→ Exercise brief: Reproduce every record below exactly as written, but leave out any pictures.

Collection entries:
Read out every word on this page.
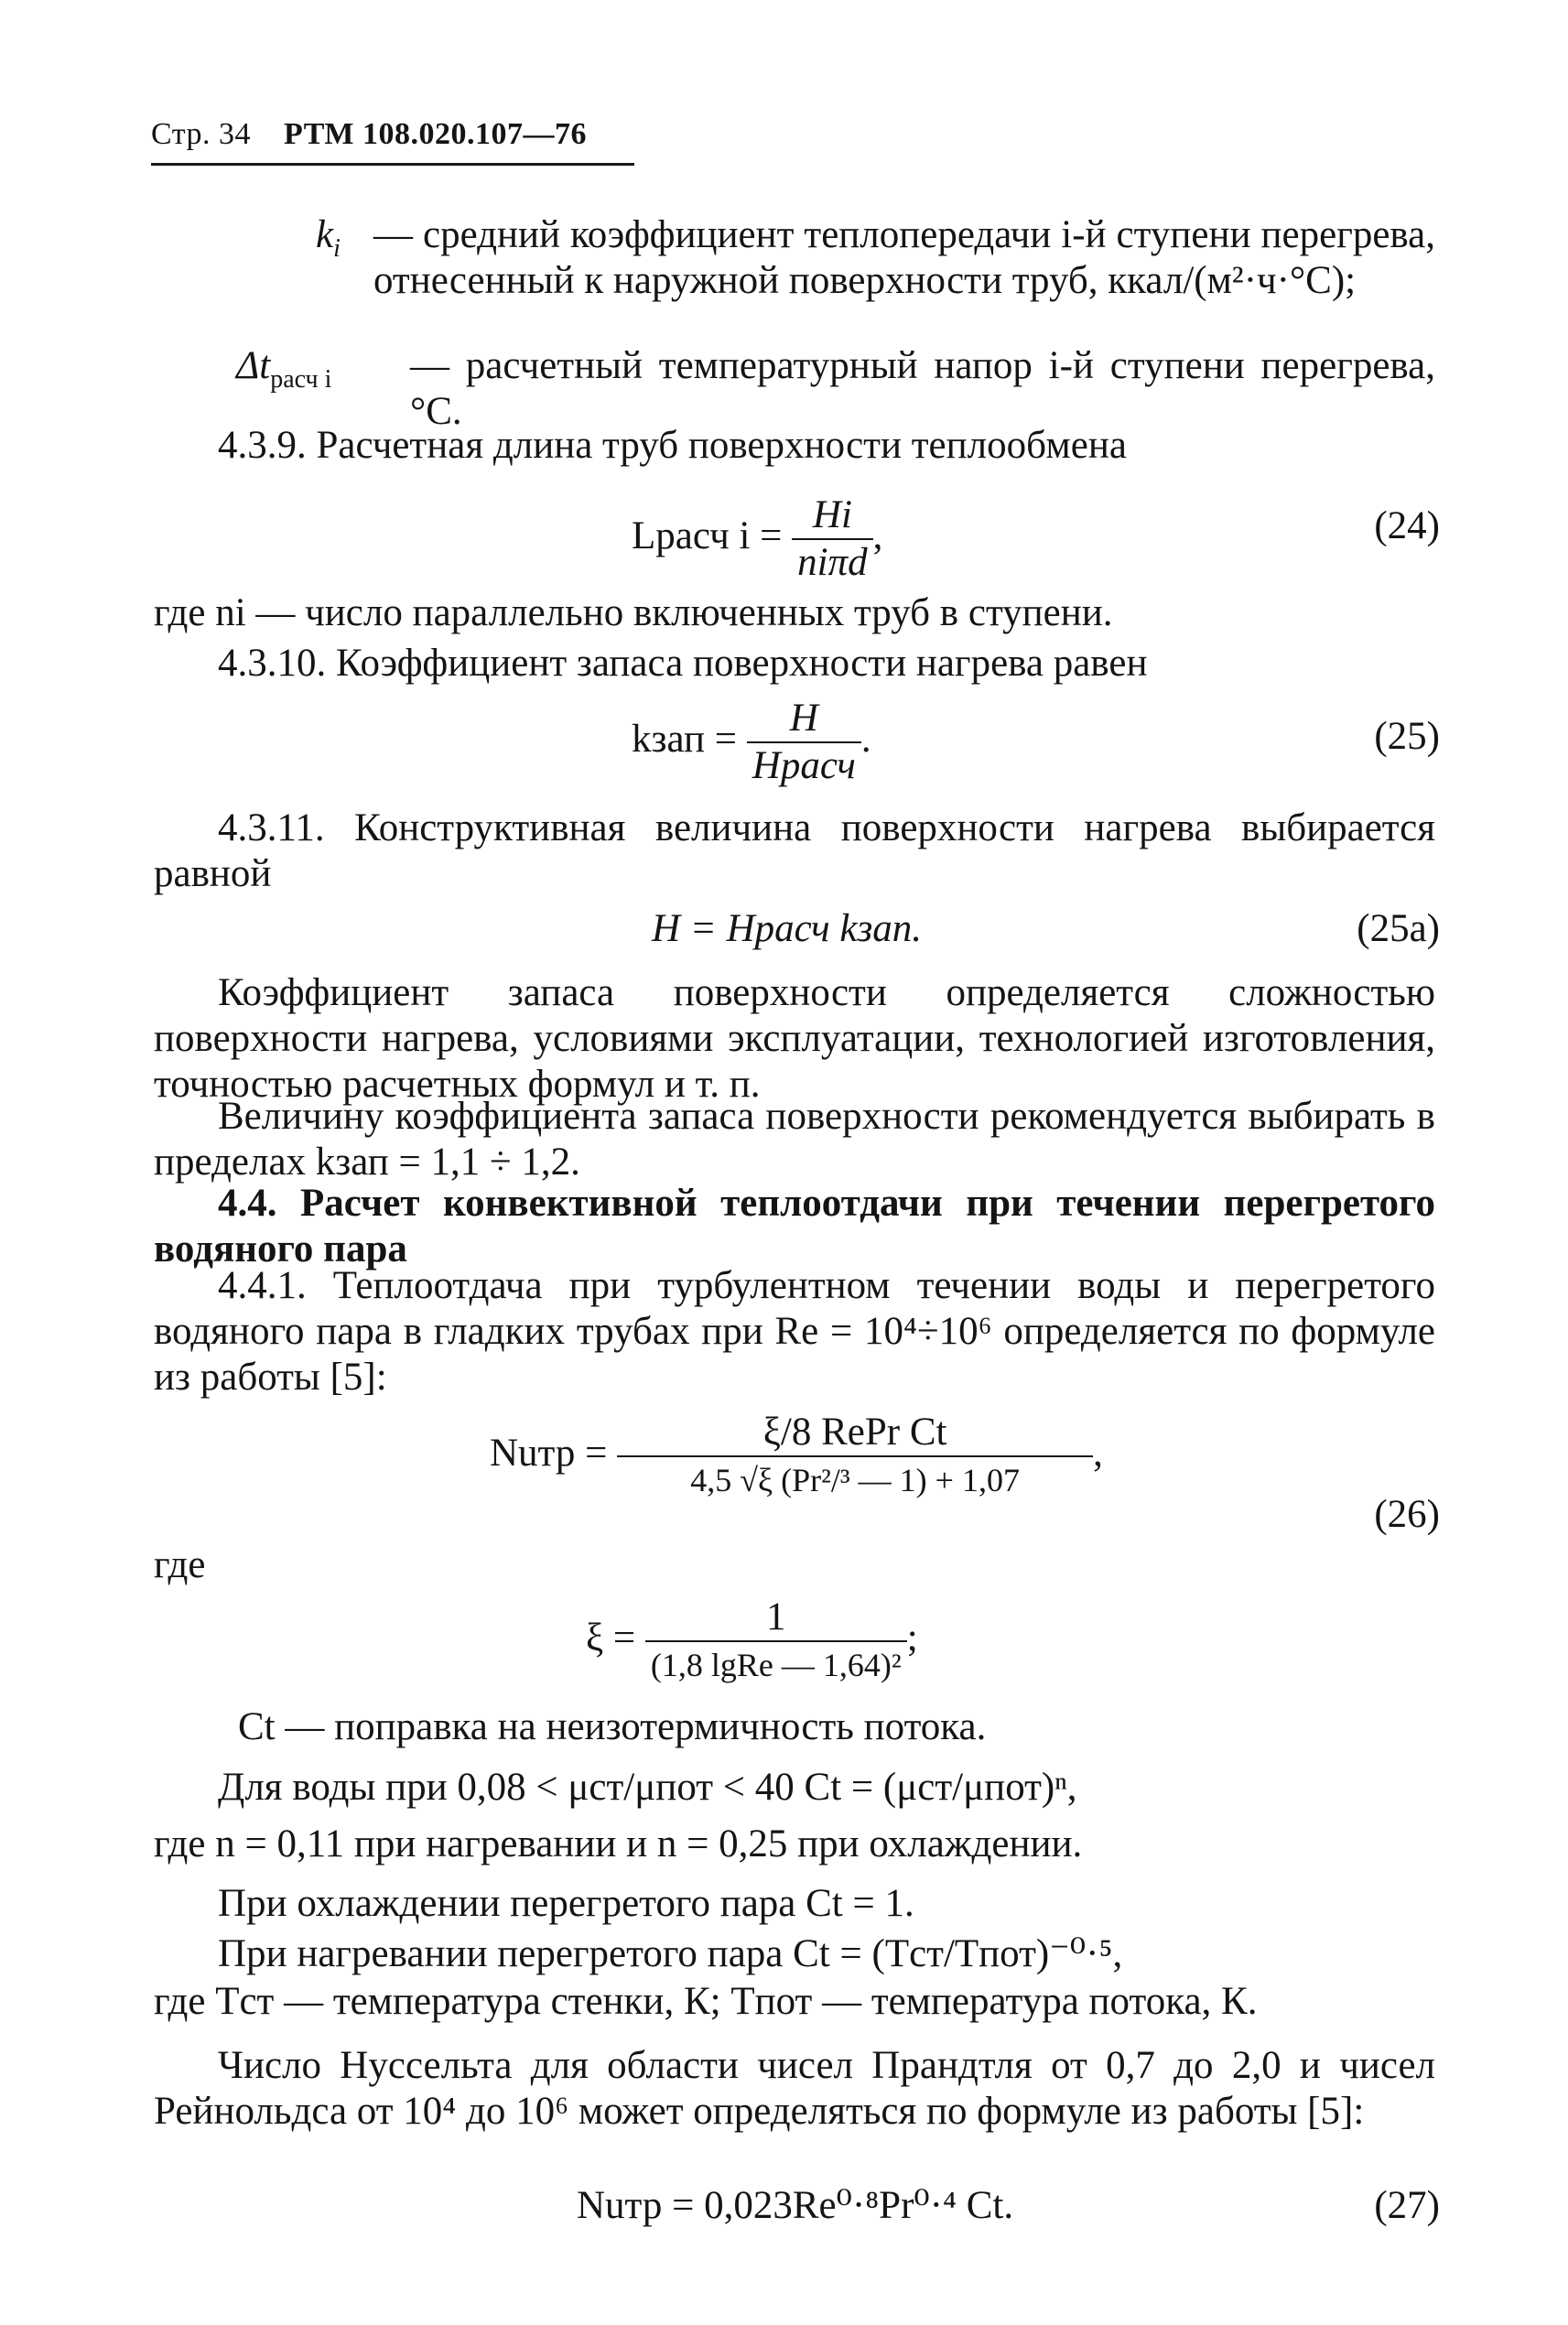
Стр. 34 РТМ 108.020.107—76
$k_i$ — средний коэффициент теплопередачи i-й ступени перегрева, отнесенный к наружной поверхности труб, ккал/(м²·ч·°С);
$\Delta t_{расч i}$ — расчетный температурный напор i-й ступени перегрева, °С.
4.3.9. Расчетная длина труб поверхности теплообмена
Lрасч $i = \frac{Hi}{\text{niπd}}$ ,	(24)
где ni — число параллельно включенных труб в ступени.
4.3.10. Коэффициент запаса поверхности нагрева равен
kзап = $\frac{H}{\text{Hрасч}}$ .	(25)
4.3.11. Конструктивная величина поверхности нагрева выбирается равной
H = Hрасч kзап.	(25a)
Коэффициент запаса поверхности определяется сложностью поверхности нагрева, условиями эксплуатации, технологией изготовления, точностью расчетных формул и т. п.
Величину коэффициента запаса поверхности рекомендуется выбирать в пределах kзап = 1,1 ÷ 1,2.
4.4. Расчет конвективной теплоотдачи при течении перегретого водяного пара
4.4.1. Теплоотдача при турбулентном течении воды и перегретого водяного пара в гладких трубах при Re = 10⁴÷10⁶ определяется по формуле из работы [5]:
Nuтр = $\frac{\text{ξ/8 RePr Ct}}{\text{4,5 √ξ (Pr²/³ — 1) + 1,07}}$ ,
(26)
где
$\xi = \frac{1}{\text{(1,8 lgRe — 1,64)²}}$ ;
Ct — поправка на неизотермичность потока.
Для воды при 0,08 < μст/μпот < 40 Ct = (μст/μпот)ⁿ,
где n = 0,11 при нагревании и n = 0,25 при охлаждении.
При охлаждении перегретого пара Ct = 1.
При нагревании перегретого пара Ct = (Tст/Tпот)⁻⁰·⁵,
где Tст — температура стенки, К; Tпот — температура потока, К.
Число Нуссельта для области чисел Прандтля от 0,7 до 2,0 и чисел Рейнольдса от 10⁴ до 10⁶ может определяться по формуле из работы [5]:
Nuтр = 0,023Re⁰·⁸Pr⁰·⁴ Ct.	(27)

→ Task answer:
Read out every word on this page.
Стр. 34 РТМ 108.020.107—76
$k_i$ — средний коэффициент теплопередачи i-й ступени перегрева, отнесенный к наружной поверхности труб, ккал/(м²·ч·°С);
$\Delta t_{расч i}$ — расчетный температурный напор i-й ступени перегрева, °С.
4.3.9. Расчетная длина труб поверхности теплообмена
Lрасч $i = \frac{Hi}{\text{niπd}}$ ,	(24)
где ni — число параллельно включенных труб в ступени.
4.3.10. Коэффициент запаса поверхности нагрева равен
kзап = $\frac{H}{\text{Hрасч}}$ .	(25)
4.3.11. Конструктивная величина поверхности нагрева выбирается равной
H = Hрасч kзап.	(25a)
Коэффициент запаса поверхности определяется сложностью поверхности нагрева, условиями эксплуатации, технологией изготовления, точностью расчетных формул и т. п.
Величину коэффициента запаса поверхности рекомендуется выбирать в пределах kзап = 1,1 ÷ 1,2.
4.4. Расчет конвективной теплоотдачи при течении перегретого водяного пара
4.4.1. Теплоотдача при турбулентном течении воды и перегретого водяного пара в гладких трубах при Re = 10⁴÷10⁶ определяется по формуле из работы [5]:
Nuтр = $\frac{\text{ξ/8 RePr Ct}}{\text{4,5 √ξ (Pr²/³ — 1) + 1,07}}$ ,
(26)
где
$\xi = \frac{1}{\text{(1,8 lgRe — 1,64)²}}$ ;
Ct — поправка на неизотермичность потока.
Для воды при 0,08 < μст/μпот < 40 Ct = (μст/μпот)ⁿ,
где n = 0,11 при нагревании и n = 0,25 при охлаждении.
При охлаждении перегретого пара Ct = 1.
При нагревании перегретого пара Ct = (Tст/Tпот)⁻⁰·⁵,
где Tст — температура стенки, К; Tпот — температура потока, К.
Число Нуссельта для области чисел Прандтля от 0,7 до 2,0 и чисел Рейнольдса от 10⁴ до 10⁶ может определяться по формуле из работы [5]:
Nuтр = 0,023Re⁰·⁸Pr⁰·⁴ Ct.	(27)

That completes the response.